What you need to do -
All of the material below is to be returned exactly.

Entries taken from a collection
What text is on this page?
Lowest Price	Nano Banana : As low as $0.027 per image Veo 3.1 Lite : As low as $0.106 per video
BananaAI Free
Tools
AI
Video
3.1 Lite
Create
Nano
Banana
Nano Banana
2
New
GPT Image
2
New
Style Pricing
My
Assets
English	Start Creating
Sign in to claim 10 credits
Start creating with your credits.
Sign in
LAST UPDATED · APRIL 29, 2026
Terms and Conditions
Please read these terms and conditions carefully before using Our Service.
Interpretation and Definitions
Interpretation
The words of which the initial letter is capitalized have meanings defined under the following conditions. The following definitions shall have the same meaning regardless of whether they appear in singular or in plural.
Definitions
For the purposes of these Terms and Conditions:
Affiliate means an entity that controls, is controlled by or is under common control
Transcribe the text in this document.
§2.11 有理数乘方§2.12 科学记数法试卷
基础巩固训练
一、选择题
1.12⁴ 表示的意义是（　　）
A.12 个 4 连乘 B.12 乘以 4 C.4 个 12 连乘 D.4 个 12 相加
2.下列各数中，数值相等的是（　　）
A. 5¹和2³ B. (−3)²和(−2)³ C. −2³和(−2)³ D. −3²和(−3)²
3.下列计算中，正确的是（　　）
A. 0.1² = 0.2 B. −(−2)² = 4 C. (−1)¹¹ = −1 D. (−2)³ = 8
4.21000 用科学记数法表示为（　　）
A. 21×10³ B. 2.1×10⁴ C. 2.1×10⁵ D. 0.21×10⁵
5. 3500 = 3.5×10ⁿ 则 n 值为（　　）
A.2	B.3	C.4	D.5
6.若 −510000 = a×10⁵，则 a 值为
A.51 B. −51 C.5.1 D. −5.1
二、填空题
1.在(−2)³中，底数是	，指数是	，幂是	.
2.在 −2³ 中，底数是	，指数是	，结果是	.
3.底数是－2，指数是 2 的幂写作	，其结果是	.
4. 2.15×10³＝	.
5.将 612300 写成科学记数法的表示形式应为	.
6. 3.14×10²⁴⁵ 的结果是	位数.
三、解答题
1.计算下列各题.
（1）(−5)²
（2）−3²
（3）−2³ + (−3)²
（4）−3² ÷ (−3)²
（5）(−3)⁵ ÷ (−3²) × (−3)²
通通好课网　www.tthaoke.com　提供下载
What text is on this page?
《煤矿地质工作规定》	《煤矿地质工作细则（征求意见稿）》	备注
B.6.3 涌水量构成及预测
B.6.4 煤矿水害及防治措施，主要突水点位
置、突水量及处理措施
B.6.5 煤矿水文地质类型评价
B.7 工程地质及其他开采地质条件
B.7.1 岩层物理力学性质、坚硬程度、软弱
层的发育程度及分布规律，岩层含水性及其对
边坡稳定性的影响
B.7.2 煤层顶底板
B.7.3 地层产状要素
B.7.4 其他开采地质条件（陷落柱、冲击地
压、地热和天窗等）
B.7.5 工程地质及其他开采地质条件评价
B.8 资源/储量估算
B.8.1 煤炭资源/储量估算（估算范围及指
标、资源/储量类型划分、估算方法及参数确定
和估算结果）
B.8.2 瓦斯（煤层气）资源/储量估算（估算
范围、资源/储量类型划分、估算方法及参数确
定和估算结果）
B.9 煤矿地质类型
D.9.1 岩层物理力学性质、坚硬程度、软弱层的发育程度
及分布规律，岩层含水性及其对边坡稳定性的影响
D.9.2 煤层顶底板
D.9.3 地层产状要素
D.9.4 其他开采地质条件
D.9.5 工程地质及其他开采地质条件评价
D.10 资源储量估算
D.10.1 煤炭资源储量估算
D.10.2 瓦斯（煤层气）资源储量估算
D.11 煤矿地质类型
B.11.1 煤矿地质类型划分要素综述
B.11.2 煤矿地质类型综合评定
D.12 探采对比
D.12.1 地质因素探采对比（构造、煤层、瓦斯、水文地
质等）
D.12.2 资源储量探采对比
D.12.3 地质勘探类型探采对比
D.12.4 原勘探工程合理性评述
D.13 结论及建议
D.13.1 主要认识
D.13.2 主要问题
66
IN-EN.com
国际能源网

Complete answer -
What text is on this page?
Lowest Price	Nano Banana : As low as $0.027 per image Veo 3.1 Lite : As low as $0.106 per video
BananaAI Free
Tools
AI
Video
3.1 Lite
Create
Nano
Banana
Nano Banana
2
New
GPT Image
2
New
Style Pricing
My
Assets
English	Start Creating
Sign in to claim 10 credits
Start creating with your credits.
Sign in
LAST UPDATED · APRIL 29, 2026
Terms and Conditions
Please read these terms and conditions carefully before using Our Service.
Interpretation and Definitions
Interpretation
The words of which the initial letter is capitalized have meanings defined under the following conditions. The following definitions shall have the same meaning regardless of whether they appear in singular or in plural.
Definitions
For the purposes of these Terms and Conditions:
Affiliate means an entity that controls, is controlled by or is under common control
Transcribe the text in this document.
§2.11 有理数乘方§2.12 科学记数法试卷
基础巩固训练
一、选择题
1.12⁴ 表示的意义是（　　）
A.12 个 4 连乘 B.12 乘以 4 C.4 个 12 连乘 D.4 个 12 相加
2.下列各数中，数值相等的是（　　）
A. 5¹和2³ B. (−3)²和(−2)³ C. −2³和(−2)³ D. −3²和(−3)²
3.下列计算中，正确的是（　　）
A. 0.1² = 0.2 B. −(−2)² = 4 C. (−1)¹¹ = −1 D. (−2)³ = 8
4.21000 用科学记数法表示为（　　）
A. 21×10³ B. 2.1×10⁴ C. 2.1×10⁵ D. 0.21×10⁵
5. 3500 = 3.5×10ⁿ 则 n 值为（　　）
A.2	B.3	C.4	D.5
6.若 −510000 = a×10⁵，则 a 值为
A.51 B. −51 C.5.1 D. −5.1
二、填空题
1.在(−2)³中，底数是	，指数是	，幂是	.
2.在 −2³ 中，底数是	，指数是	，结果是	.
3.底数是－2，指数是 2 的幂写作	，其结果是	.
4. 2.15×10³＝	.
5.将 612300 写成科学记数法的表示形式应为	.
6. 3.14×10²⁴⁵ 的结果是	位数.
三、解答题
1.计算下列各题.
（1）(−5)²
（2）−3²
（3）−2³ + (−3)²
（4）−3² ÷ (−3)²
（5）(−3)⁵ ÷ (−3²) × (−3)²
通通好课网　www.tthaoke.com　提供下载
What text is on this page?
《煤矿地质工作规定》	《煤矿地质工作细则（征求意见稿）》	备注
B.6.3 涌水量构成及预测
B.6.4 煤矿水害及防治措施，主要突水点位
置、突水量及处理措施
B.6.5 煤矿水文地质类型评价
B.7 工程地质及其他开采地质条件
B.7.1 岩层物理力学性质、坚硬程度、软弱
层的发育程度及分布规律，岩层含水性及其对
边坡稳定性的影响
B.7.2 煤层顶底板
B.7.3 地层产状要素
B.7.4 其他开采地质条件（陷落柱、冲击地
压、地热和天窗等）
B.7.5 工程地质及其他开采地质条件评价
B.8 资源/储量估算
B.8.1 煤炭资源/储量估算（估算范围及指
标、资源/储量类型划分、估算方法及参数确定
和估算结果）
B.8.2 瓦斯（煤层气）资源/储量估算（估算
范围、资源/储量类型划分、估算方法及参数确
定和估算结果）
B.9 煤矿地质类型
D.9.1 岩层物理力学性质、坚硬程度、软弱层的发育程度
及分布规律，岩层含水性及其对边坡稳定性的影响
D.9.2 煤层顶底板
D.9.3 地层产状要素
D.9.4 其他开采地质条件
D.9.5 工程地质及其他开采地质条件评价
D.10 资源储量估算
D.10.1 煤炭资源储量估算
D.10.2 瓦斯（煤层气）资源储量估算
D.11 煤矿地质类型
B.11.1 煤矿地质类型划分要素综述
B.11.2 煤矿地质类型综合评定
D.12 探采对比
D.12.1 地质因素探采对比（构造、煤层、瓦斯、水文地
质等）
D.12.2 资源储量探采对比
D.12.3 地质勘探类型探采对比
D.12.4 原勘探工程合理性评述
D.13 结论及建议
D.13.1 主要认识
D.13.2 主要问题
66
IN-EN.com
国际能源网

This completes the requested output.